• [Travail demandé]:
1. Relevez, dans l'ordre où elles apparaissent, toutes les années citées dans le texte sur Philippe Jaccottet.
2. Poursuivez le texte sur Philippe Jaccottet à partir de sa dernière phrase.

═════ Article

Philippe Jaccottet lecteur de Joseph Joubert
Philippe Jaccottet lecteur de Joseph Joubert
Mes rencontres avec le poète
J’entretiens une relation aussi étrange que particulière avec Philippe Jaccottet, tant sur les plans intellectuel et poétique que matériel, autrement dit, bibliophilique. Relation en partie fondée sur un hasard qui va, me semble-t-il, au-delà même du rendez-vous.
Première découverte : j’ai lu Jaccottet tardivement en découvrant en 2012 son livre, en édition originale, Airs : poèmes 1961 – 1964 (Gallimard, 1967). Ce recueil avait retenu mon attention car certains poèmes m’avaient intimement touché dans le contexte où je l’avais, à l’époque, lu. Ces poèmes sont toujours aussi importants pour moi aujourd’hui.
Seconde découverte : j’achète chez un bouquiniste au début de l’année 2023 le volume de ses Œuvres dans la Pléiade (Gallimard, 2014), sans me rendre compte immédiatement qu’il y a sur la page de garde un bel envoi manuscrit de Philippe Jaccottet, avec, pour signature, simplement, le prénom « Philippe ». Cette rencontre, on peut l’imaginer, me touche encore profondément.

══════════
═════ Extrait des données

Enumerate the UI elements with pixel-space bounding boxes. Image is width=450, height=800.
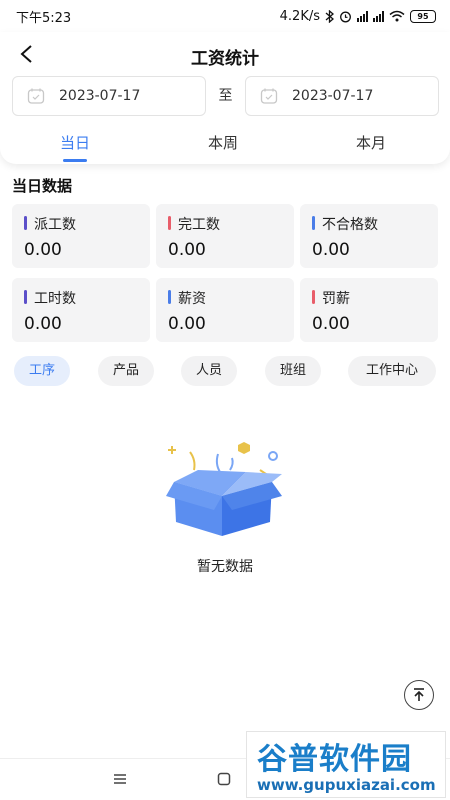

══════════

• [Corrigé]:
1. 2012, 1961, 1964, 1967, 2023, 2014

2.
Troisième découverte : je mets au jour dans une recyclerie un volume des Pensées de Joseph Joubert, « Textes choisis et présentés par Raymond Dumay », édition publiée par le Club français du livre (reliure toilée, 1954). Je fais immédiatement le rapprochement avec la mise en exergue par Jaccottet de « Notre vie est du vent tissé », citation extraite des Pensées de Joubert inscrite à l’entrée du recueil d’Airs. De nombreuses pensées sont pointées au crayon puis au stylo bleu, deux petites annotations au stylo encore, une vieille carte postale « Les Houches – Mt-Blanc (1008 m.) Lac du Plan de la Cry et Chaîne du Mont-Blanc [Edition Ravanel] », enfin et surtout, pour aller au-delà de la surprise si c’est possible, une petite photo en noir et blanc (6 x 9 cm) représentant dans la nature, à Grignan certainement, Philippe Jaccottet assis sur un mur avec son épouse Anne-Marie debout à ses côtés. Ce cliché date vraisemblablement de l’époque de leur mariage, peu avant ou peu après, soit 1953 ou 1954.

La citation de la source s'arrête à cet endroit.